Rows from a dataset:
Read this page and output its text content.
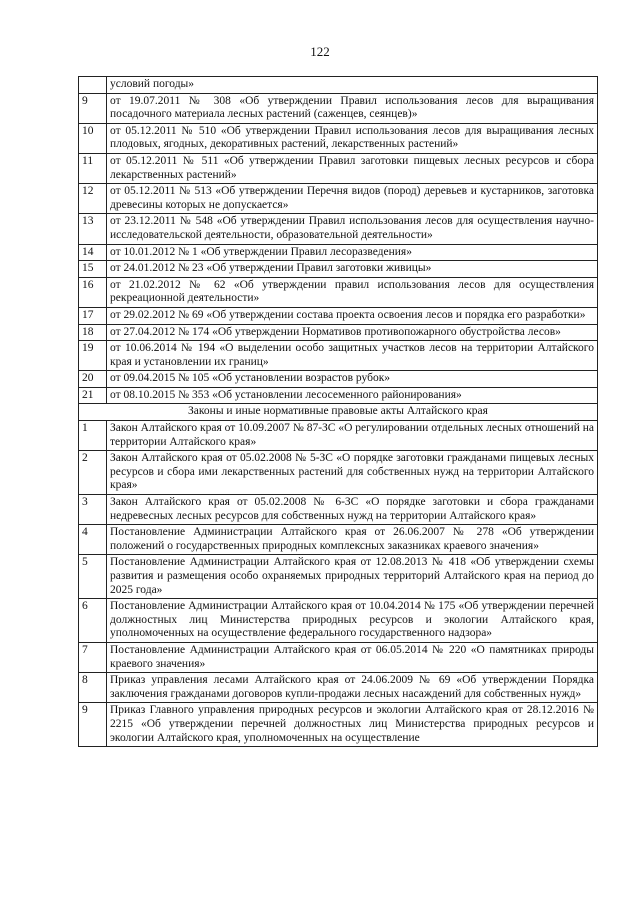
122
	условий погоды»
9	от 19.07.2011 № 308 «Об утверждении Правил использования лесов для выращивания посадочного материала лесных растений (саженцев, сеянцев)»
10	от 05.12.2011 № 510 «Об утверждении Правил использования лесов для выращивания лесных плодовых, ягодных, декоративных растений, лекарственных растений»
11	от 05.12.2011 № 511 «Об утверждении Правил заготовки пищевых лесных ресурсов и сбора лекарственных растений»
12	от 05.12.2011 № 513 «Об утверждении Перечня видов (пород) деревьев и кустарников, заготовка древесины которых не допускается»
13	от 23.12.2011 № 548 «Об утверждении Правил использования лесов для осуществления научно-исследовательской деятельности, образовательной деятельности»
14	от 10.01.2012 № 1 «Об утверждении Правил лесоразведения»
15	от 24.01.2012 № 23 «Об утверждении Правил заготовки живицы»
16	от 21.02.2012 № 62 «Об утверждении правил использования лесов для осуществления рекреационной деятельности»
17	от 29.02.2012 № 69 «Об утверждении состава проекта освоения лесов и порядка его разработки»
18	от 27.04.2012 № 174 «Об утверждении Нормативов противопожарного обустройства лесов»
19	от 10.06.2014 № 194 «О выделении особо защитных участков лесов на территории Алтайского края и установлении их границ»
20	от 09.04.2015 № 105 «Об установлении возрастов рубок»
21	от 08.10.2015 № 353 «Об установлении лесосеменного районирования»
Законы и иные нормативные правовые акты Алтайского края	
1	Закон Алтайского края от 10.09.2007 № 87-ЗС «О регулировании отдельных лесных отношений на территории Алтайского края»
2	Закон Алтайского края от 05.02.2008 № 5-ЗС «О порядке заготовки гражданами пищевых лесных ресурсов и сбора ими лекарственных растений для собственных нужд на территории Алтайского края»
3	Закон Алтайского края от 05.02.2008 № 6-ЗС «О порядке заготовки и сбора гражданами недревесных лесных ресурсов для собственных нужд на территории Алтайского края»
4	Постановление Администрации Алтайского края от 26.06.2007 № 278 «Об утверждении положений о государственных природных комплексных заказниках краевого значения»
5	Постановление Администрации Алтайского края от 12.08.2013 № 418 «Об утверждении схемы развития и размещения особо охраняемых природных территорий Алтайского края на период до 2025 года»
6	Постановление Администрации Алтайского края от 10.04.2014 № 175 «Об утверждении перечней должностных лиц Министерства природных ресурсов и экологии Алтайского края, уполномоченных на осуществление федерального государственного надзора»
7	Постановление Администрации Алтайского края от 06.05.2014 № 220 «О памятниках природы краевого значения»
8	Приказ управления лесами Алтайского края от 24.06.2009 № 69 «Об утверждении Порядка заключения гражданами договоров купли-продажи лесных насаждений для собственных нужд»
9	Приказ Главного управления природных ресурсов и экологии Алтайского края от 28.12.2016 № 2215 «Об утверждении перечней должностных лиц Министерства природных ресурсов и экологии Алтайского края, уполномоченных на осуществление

§ Directive: Make a verbatim copy of all the entries and strip out the pictures.

§ Expected answer:
Read this page and output its text content.
122
	условий погоды»
9	от 19.07.2011 № 308 «Об утверждении Правил использования лесов для выращивания посадочного материала лесных растений (саженцев, сеянцев)»
10	от 05.12.2011 № 510 «Об утверждении Правил использования лесов для выращивания лесных плодовых, ягодных, декоративных растений, лекарственных растений»
11	от 05.12.2011 № 511 «Об утверждении Правил заготовки пищевых лесных ресурсов и сбора лекарственных растений»
12	от 05.12.2011 № 513 «Об утверждении Перечня видов (пород) деревьев и кустарников, заготовка древесины которых не допускается»
13	от 23.12.2011 № 548 «Об утверждении Правил использования лесов для осуществления научно-исследовательской деятельности, образовательной деятельности»
14	от 10.01.2012 № 1 «Об утверждении Правил лесоразведения»
15	от 24.01.2012 № 23 «Об утверждении Правил заготовки живицы»
16	от 21.02.2012 № 62 «Об утверждении правил использования лесов для осуществления рекреационной деятельности»
17	от 29.02.2012 № 69 «Об утверждении состава проекта освоения лесов и порядка его разработки»
18	от 27.04.2012 № 174 «Об утверждении Нормативов противопожарного обустройства лесов»
19	от 10.06.2014 № 194 «О выделении особо защитных участков лесов на территории Алтайского края и установлении их границ»
20	от 09.04.2015 № 105 «Об установлении возрастов рубок»
21	от 08.10.2015 № 353 «Об установлении лесосеменного районирования»
Законы и иные нормативные правовые акты Алтайского края	
1	Закон Алтайского края от 10.09.2007 № 87-ЗС «О регулировании отдельных лесных отношений на территории Алтайского края»
2	Закон Алтайского края от 05.02.2008 № 5-ЗС «О порядке заготовки гражданами пищевых лесных ресурсов и сбора ими лекарственных растений для собственных нужд на территории Алтайского края»
3	Закон Алтайского края от 05.02.2008 № 6-ЗС «О порядке заготовки и сбора гражданами недревесных лесных ресурсов для собственных нужд на территории Алтайского края»
4	Постановление Администрации Алтайского края от 26.06.2007 № 278 «Об утверждении положений о государственных природных комплексных заказниках краевого значения»
5	Постановление Администрации Алтайского края от 12.08.2013 № 418 «Об утверждении схемы развития и размещения особо охраняемых природных территорий Алтайского края на период до 2025 года»
6	Постановление Администрации Алтайского края от 10.04.2014 № 175 «Об утверждении перечней должностных лиц Министерства природных ресурсов и экологии Алтайского края, уполномоченных на осуществление федерального государственного надзора»
7	Постановление Администрации Алтайского края от 06.05.2014 № 220 «О памятниках природы краевого значения»
8	Приказ управления лесами Алтайского края от 24.06.2009 № 69 «Об утверждении Порядка заключения гражданами договоров купли-продажи лесных насаждений для собственных нужд»
9	Приказ Главного управления природных ресурсов и экологии Алтайского края от 28.12.2016 № 2215 «Об утверждении перечней должностных лиц Министерства природных ресурсов и экологии Алтайского края, уполномоченных на осуществление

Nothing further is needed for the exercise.